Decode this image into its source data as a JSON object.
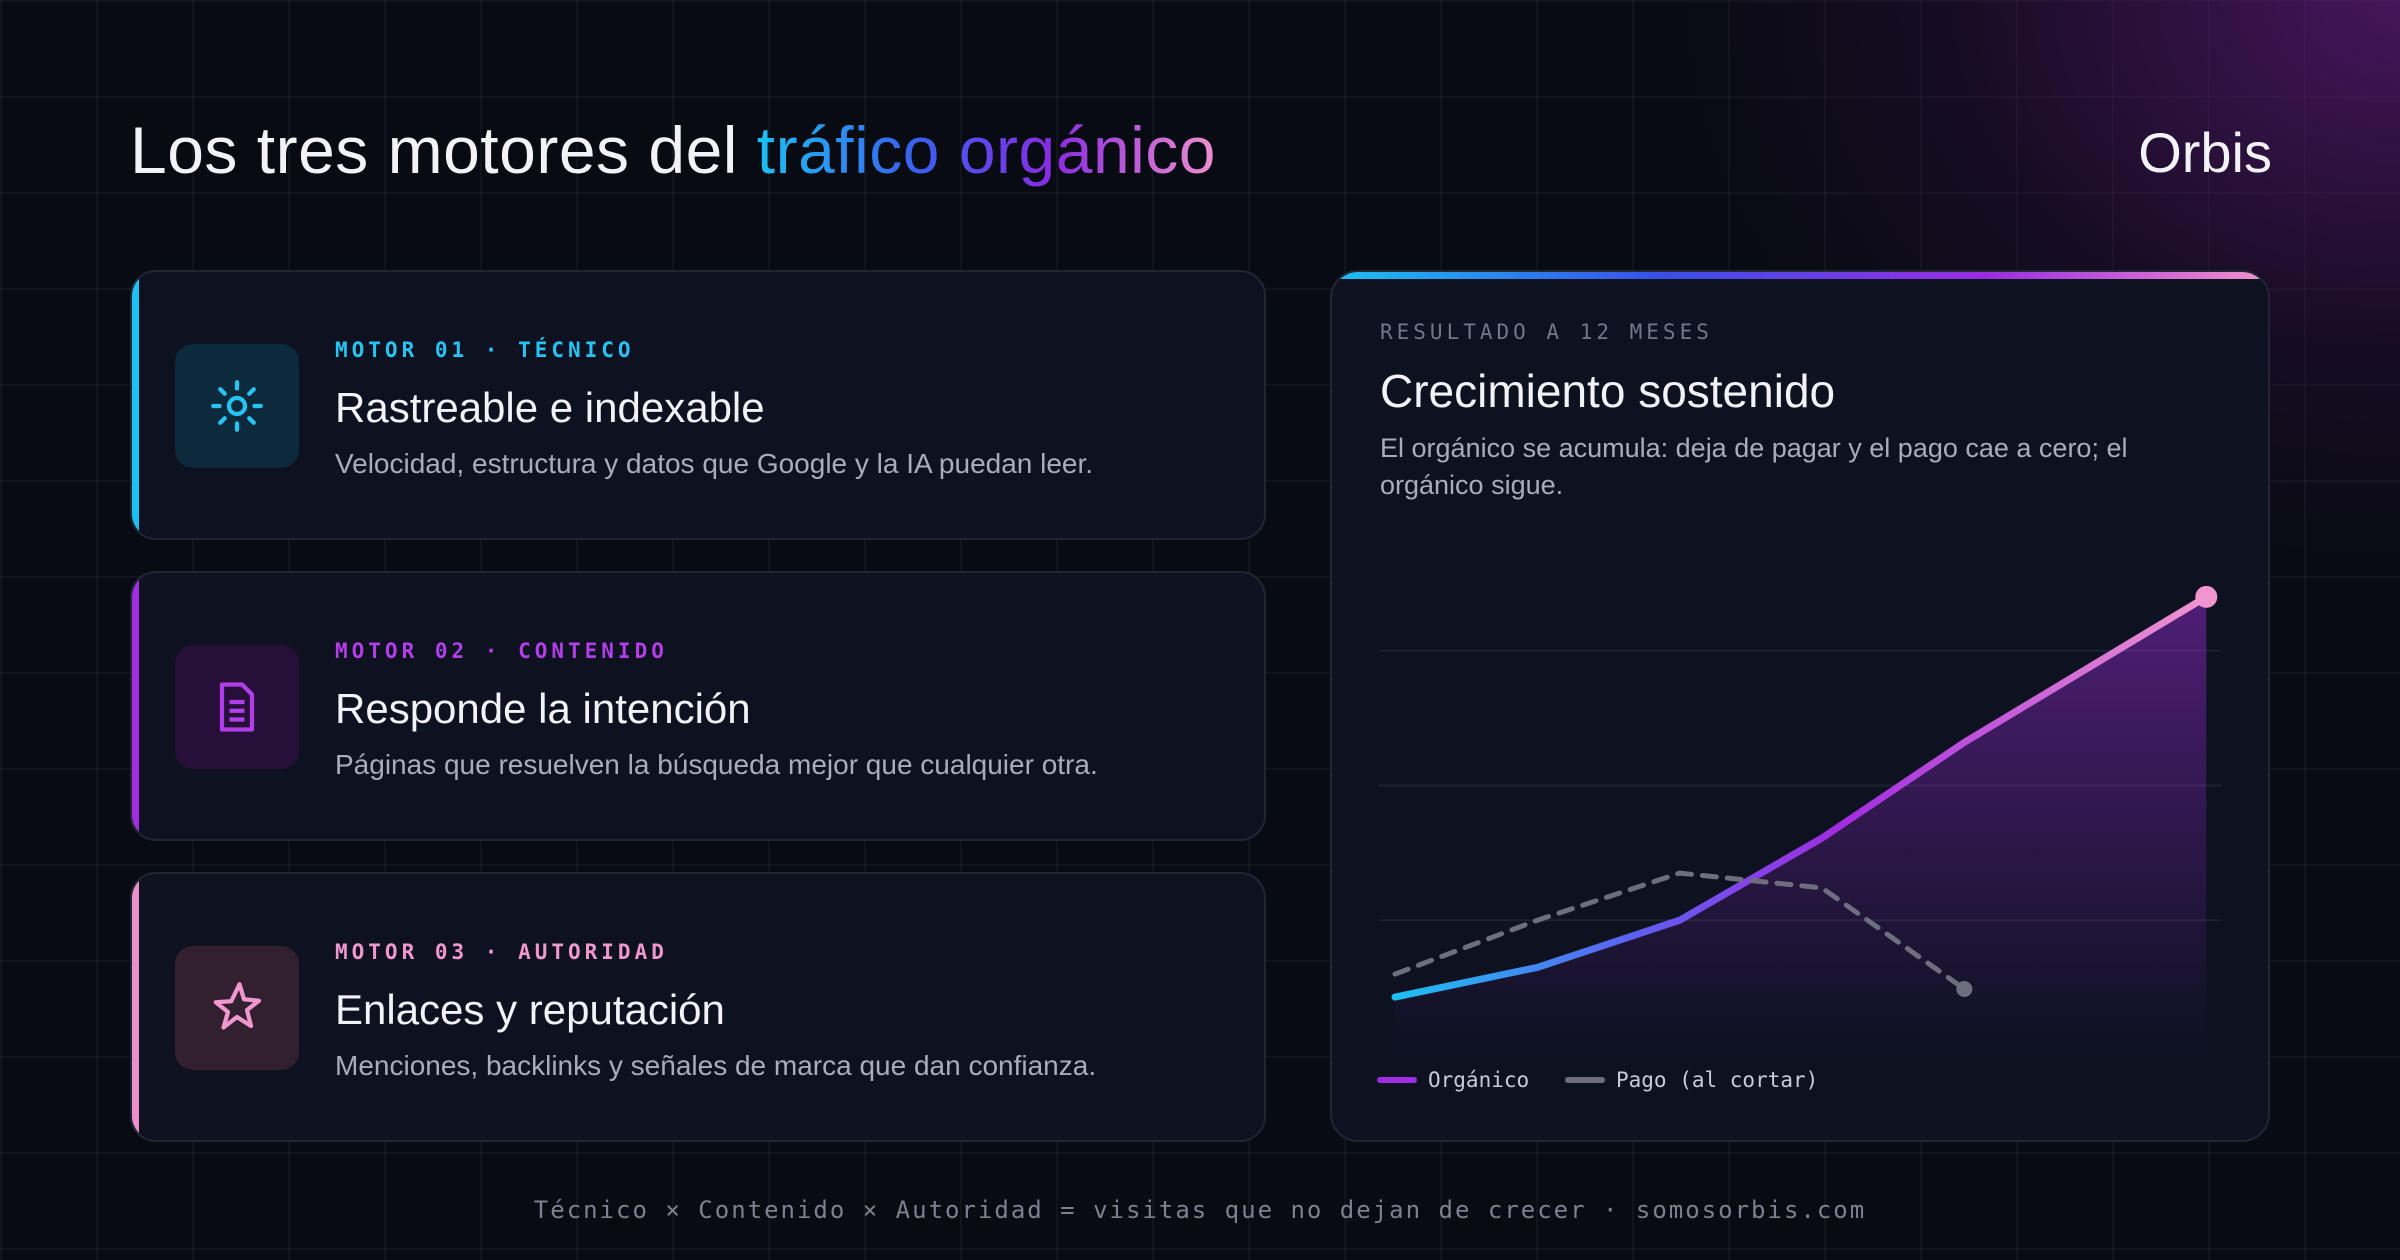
{
  "header": {
    "title_lead": "Los tres motores del",
    "title_accent": "tráfico orgánico",
    "brand": "Orbis"
  },
  "motors": [
    {
      "tag": "MOTOR 01 · TÉCNICO",
      "title": "Rastreable e indexable",
      "description": "Velocidad, estructura y datos que Google y la IA puedan leer."
    },
    {
      "tag": "MOTOR 02 · CONTENIDO",
      "title": "Responde la intención",
      "description": "Páginas que resuelven la búsqueda mejor que cualquier otra."
    },
    {
      "tag": "MOTOR 03 · AUTORIDAD",
      "title": "Enlaces y reputación",
      "description": "Menciones, backlinks y señales de marca que dan confianza."
    }
  ],
  "result_card": {
    "eyebrow": "RESULTADO A 12 MESES",
    "title": "Crecimiento sostenido",
    "description": "El orgánico se acumula: deja de pagar y el pago cae a cero; el orgánico sigue."
  },
  "chart_data": {
    "type": "line",
    "series": [
      {
        "name": "Orgánico",
        "color": "#a12de0",
        "x": [
          0,
          2,
          4,
          6,
          8,
          11.4
        ],
        "values": [
          0.43,
          0.65,
          1,
          1.61,
          2.32,
          3.4
        ]
      },
      {
        "name": "Pago (al cortar)",
        "color": "#6e6e7e",
        "dashed": true,
        "x": [
          0,
          2,
          4,
          6,
          8
        ],
        "values": [
          0.6,
          1,
          1.35,
          1.24,
          0.49
        ]
      }
    ],
    "xlim": [
      0,
      12
    ],
    "ylim": [
      0,
      4
    ],
    "yticks": [
      1,
      2,
      3
    ],
    "grid": true
  },
  "footer": "Técnico × Contenido × Autoridad = visitas que no dejan de crecer · somosorbis.com"
}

DIRECTION:
Without including any pictures, output all the entries above exactly.

TASK SOLUTION:
Decode this image into its source data as a JSON object.
{
  "header": {
    "title_lead": "Los tres motores del",
    "title_accent": "tráfico orgánico",
    "brand": "Orbis"
  },
  "motors": [
    {
      "tag": "MOTOR 01 · TÉCNICO",
      "title": "Rastreable e indexable",
      "description": "Velocidad, estructura y datos que Google y la IA puedan leer."
    },
    {
      "tag": "MOTOR 02 · CONTENIDO",
      "title": "Responde la intención",
      "description": "Páginas que resuelven la búsqueda mejor que cualquier otra."
    },
    {
      "tag": "MOTOR 03 · AUTORIDAD",
      "title": "Enlaces y reputación",
      "description": "Menciones, backlinks y señales de marca que dan confianza."
    }
  ],
  "result_card": {
    "eyebrow": "RESULTADO A 12 MESES",
    "title": "Crecimiento sostenido",
    "description": "El orgánico se acumula: deja de pagar y el pago cae a cero; el orgánico sigue."
  },
  "chart_data": {
    "type": "line",
    "series": [
      {
        "name": "Orgánico",
        "color": "#a12de0",
        "x": [
          0,
          2,
          4,
          6,
          8,
          11.4
        ],
        "values": [
          0.43,
          0.65,
          1,
          1.61,
          2.32,
          3.4
        ]
      },
      {
        "name": "Pago (al cortar)",
        "color": "#6e6e7e",
        "dashed": true,
        "x": [
          0,
          2,
          4,
          6,
          8
        ],
        "values": [
          0.6,
          1,
          1.35,
          1.24,
          0.49
        ]
      }
    ],
    "xlim": [
      0,
      12
    ],
    "ylim": [
      0,
      4
    ],
    "yticks": [
      1,
      2,
      3
    ],
    "grid": true
  },
  "footer": "Técnico × Contenido × Autoridad = visitas que no dejan de crecer · somosorbis.com"
}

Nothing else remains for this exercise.